• WRITTEN EXERCISE: Copy out all the entries word for word.

• MATERIAL PROVIDED:
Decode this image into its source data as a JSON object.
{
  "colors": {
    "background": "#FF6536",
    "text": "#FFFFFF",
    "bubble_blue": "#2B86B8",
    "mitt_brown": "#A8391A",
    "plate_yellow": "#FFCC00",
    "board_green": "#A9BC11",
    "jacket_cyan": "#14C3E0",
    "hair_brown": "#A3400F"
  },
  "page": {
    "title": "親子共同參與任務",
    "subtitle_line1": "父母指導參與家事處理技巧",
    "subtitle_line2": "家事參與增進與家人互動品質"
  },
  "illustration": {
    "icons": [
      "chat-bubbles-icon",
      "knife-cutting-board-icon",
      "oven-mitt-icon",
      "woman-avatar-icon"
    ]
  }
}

• THE RESULT:
Decode this image into its source data as a JSON object.
{
  "colors": {
    "background": "#FF6536",
    "text": "#FFFFFF",
    "bubble_blue": "#2B86B8",
    "mitt_brown": "#A8391A",
    "plate_yellow": "#FFCC00",
    "board_green": "#A9BC11",
    "jacket_cyan": "#14C3E0",
    "hair_brown": "#A3400F"
  },
  "page": {
    "title": "親子共同參與任務",
    "subtitle_line1": "父母指導參與家事處理技巧",
    "subtitle_line2": "家事參與增進與家人互動品質"
  },
  "illustration": {
    "icons": [
      "chat-bubbles-icon",
      "knife-cutting-board-icon",
      "oven-mitt-icon",
      "woman-avatar-icon"
    ]
  }
}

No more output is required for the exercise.